Required task
Each record below must be returned exactly as shown.

Given information
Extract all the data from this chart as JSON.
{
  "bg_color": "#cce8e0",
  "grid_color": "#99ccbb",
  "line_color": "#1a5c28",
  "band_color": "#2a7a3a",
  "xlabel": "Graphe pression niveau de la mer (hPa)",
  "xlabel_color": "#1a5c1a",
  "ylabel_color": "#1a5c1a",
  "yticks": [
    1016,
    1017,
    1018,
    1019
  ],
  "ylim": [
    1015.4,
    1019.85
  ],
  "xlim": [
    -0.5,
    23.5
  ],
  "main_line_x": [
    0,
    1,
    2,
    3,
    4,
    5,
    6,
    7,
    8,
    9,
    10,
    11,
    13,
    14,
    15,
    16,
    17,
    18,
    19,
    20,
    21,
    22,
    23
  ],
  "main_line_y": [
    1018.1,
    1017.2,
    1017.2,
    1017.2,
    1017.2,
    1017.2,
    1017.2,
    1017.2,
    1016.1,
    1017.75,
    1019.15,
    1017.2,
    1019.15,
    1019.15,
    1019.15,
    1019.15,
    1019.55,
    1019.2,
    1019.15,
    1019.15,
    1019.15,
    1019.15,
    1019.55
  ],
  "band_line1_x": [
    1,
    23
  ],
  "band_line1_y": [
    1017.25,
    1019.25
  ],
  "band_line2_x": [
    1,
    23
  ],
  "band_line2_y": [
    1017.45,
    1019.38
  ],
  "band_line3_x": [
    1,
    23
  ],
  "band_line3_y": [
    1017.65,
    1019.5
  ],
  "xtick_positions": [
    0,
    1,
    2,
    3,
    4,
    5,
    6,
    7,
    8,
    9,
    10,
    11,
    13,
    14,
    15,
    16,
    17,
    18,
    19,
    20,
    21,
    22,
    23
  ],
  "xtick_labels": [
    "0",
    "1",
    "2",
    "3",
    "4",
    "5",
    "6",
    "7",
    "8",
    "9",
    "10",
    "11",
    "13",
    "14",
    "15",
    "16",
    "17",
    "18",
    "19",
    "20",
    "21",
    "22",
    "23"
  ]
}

Result of this exercise
Extract all the data from this chart as JSON.
{
  "bg_color": "#cce8e0",
  "grid_color": "#99ccbb",
  "line_color": "#1a5c28",
  "band_color": "#2a7a3a",
  "xlabel": "Graphe pression niveau de la mer (hPa)",
  "xlabel_color": "#1a5c1a",
  "ylabel_color": "#1a5c1a",
  "yticks": [
    1016,
    1017,
    1018,
    1019
  ],
  "ylim": [
    1015.4,
    1019.85
  ],
  "xlim": [
    -0.5,
    23.5
  ],
  "main_line_x": [
    0,
    1,
    2,
    3,
    4,
    5,
    6,
    7,
    8,
    9,
    10,
    11,
    13,
    14,
    15,
    16,
    17,
    18,
    19,
    20,
    21,
    22,
    23
  ],
  "main_line_y": [
    1018.1,
    1017.2,
    1017.2,
    1017.2,
    1017.2,
    1017.2,
    1017.2,
    1017.2,
    1016.1,
    1017.75,
    1019.15,
    1017.2,
    1019.15,
    1019.15,
    1019.15,
    1019.15,
    1019.55,
    1019.2,
    1019.15,
    1019.15,
    1019.15,
    1019.15,
    1019.55
  ],
  "band_line1_x": [
    1,
    23
  ],
  "band_line1_y": [
    1017.25,
    1019.25
  ],
  "band_line2_x": [
    1,
    23
  ],
  "band_line2_y": [
    1017.45,
    1019.38
  ],
  "band_line3_x": [
    1,
    23
  ],
  "band_line3_y": [
    1017.65,
    1019.5
  ],
  "xtick_positions": [
    0,
    1,
    2,
    3,
    4,
    5,
    6,
    7,
    8,
    9,
    10,
    11,
    13,
    14,
    15,
    16,
    17,
    18,
    19,
    20,
    21,
    22,
    23
  ],
  "xtick_labels": [
    "0",
    "1",
    "2",
    "3",
    "4",
    "5",
    "6",
    "7",
    "8",
    "9",
    "10",
    "11",
    "13",
    "14",
    "15",
    "16",
    "17",
    "18",
    "19",
    "20",
    "21",
    "22",
    "23"
  ]
}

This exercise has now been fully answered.